What to do:
A: Reproduce the part of the trichotillomania passage from "At first, it" up to and including "yes, sometimes no.".
B: For each statement, say whether the trichotillomania passage agrees with it (yes or no), and quote the exact words that decide it: (i) The DSM-5 criteria include pulling that results in noticeable thinning or hair loss. (ii) Onset of symptoms generally occurs in late adulthood. (iii) When DSM-5 came out in 2013, trichotillomania was grouped with OCD.
--- Exercise passage ---
What are the diagnostic criteria for trichotillomania?
The current DSM-5 criteria are recurrent pulling out of hair, an inability to stop it, the pulling resulting in some noticeable thinning or hair loss, and that it causes some level of distress or some type of impairment in functioning.
At what age do most people experience an onset of symptoms?
Generally speaking, it’s in early adolescence, post puberty, around 12-15 years of age. Having said that, we do see children as young as 1-2 years who are pulling their hair, and we occasionally see somebody far older who is doing it for the first time, a sort of geriatric onset.
Overlap and differences with other disorders
You’ve written that although trichotillomania is grouped with obsessive-compulsive disorder (OCD) in the DSM-5, the thinking around that has recently shifted. Why is that?
At first, it was noticed that many of these people pulled their hair repetitively in an almost ritualized manner, perhaps every night before bed. That looked like a compulsion of OCD.
When DSM-5 came out in 2013, they grouped it with OCD. Yet people shifted to thinking that it’s kind of a cousin of OCD because it has this compulsive quality but doesn’t really have obsessive thinking that drives it. Many people just pull their hair. They’re not even always aware of it: sometimes yes, sometimes no.
--- Source data ---
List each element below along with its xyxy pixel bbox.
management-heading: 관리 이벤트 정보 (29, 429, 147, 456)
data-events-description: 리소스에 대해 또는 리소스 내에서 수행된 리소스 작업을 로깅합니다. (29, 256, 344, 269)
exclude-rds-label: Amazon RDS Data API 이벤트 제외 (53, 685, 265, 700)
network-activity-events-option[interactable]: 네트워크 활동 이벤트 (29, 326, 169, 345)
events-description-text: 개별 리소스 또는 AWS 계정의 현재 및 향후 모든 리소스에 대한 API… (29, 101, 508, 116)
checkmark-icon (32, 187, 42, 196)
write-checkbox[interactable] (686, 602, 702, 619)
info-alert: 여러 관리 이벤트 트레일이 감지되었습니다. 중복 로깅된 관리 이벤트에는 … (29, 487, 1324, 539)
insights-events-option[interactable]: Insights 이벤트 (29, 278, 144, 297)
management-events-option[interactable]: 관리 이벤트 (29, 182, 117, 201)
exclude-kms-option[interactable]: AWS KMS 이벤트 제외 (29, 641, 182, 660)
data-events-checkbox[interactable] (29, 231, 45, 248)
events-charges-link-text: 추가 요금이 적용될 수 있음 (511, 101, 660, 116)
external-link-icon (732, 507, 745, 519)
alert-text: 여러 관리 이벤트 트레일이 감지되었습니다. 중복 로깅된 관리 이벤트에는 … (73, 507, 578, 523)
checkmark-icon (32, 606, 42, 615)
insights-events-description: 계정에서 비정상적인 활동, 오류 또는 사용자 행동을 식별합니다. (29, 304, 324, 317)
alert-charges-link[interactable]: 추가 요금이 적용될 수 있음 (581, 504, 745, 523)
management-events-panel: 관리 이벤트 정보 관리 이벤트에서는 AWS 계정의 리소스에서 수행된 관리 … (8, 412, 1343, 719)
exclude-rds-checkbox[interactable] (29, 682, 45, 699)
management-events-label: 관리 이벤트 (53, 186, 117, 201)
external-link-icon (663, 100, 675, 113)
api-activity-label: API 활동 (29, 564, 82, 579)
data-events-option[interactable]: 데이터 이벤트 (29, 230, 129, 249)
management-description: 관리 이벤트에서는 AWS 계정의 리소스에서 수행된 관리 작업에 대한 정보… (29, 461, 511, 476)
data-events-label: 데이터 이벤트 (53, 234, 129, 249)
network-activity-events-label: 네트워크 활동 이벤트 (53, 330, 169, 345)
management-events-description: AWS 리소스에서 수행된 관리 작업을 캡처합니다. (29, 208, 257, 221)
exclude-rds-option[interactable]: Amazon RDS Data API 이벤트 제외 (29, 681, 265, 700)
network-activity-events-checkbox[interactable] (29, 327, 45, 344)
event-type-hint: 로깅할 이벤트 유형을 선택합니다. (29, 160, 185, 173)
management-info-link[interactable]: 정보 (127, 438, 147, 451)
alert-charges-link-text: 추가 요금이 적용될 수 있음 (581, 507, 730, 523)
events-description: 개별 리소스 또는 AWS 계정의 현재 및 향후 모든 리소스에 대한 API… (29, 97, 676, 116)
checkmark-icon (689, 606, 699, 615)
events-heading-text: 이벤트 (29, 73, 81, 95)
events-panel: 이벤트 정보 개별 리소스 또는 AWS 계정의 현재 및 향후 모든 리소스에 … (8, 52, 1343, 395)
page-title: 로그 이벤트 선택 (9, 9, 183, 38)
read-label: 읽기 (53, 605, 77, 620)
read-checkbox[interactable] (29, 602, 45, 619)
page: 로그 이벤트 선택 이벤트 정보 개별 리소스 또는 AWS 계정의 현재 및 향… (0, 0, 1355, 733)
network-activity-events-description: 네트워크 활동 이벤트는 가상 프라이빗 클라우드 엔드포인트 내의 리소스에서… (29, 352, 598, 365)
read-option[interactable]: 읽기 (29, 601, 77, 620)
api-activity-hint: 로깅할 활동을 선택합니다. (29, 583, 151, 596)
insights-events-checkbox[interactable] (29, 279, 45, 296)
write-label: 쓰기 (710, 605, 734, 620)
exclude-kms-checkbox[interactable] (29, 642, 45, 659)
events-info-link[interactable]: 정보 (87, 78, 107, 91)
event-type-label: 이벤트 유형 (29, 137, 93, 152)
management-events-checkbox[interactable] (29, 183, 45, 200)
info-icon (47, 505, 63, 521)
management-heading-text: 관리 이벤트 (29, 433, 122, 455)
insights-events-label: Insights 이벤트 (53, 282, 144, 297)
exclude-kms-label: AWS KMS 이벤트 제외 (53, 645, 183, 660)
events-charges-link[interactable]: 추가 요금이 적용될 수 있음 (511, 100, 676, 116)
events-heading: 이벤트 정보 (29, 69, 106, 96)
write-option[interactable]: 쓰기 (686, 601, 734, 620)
---
Solutions for each task:
A:
At first, it was noticed that many of these people pulled their hair repetitively in an almost ritualized manner, perhaps every night before bed. That looked like a compulsion of OCD.
When DSM-5 came out in 2013, they grouped it with OCD. Yet people shifted to thinking that it’s kind of a cousin of OCD because it has this compulsive quality but doesn’t really have obsessive thinking that drives it. Many people just pull their hair. They’re not even always aware of it: sometimes yes, sometimes no.

B:
(i) Yes: "the pulling resulting in some noticeable thinning or hair loss"
(ii) No: "Generally speaking, it’s in early adolescence, post puberty, around 12-15 years of age."
(iii) Yes: "When DSM-5 came out in 2013, they grouped it with OCD."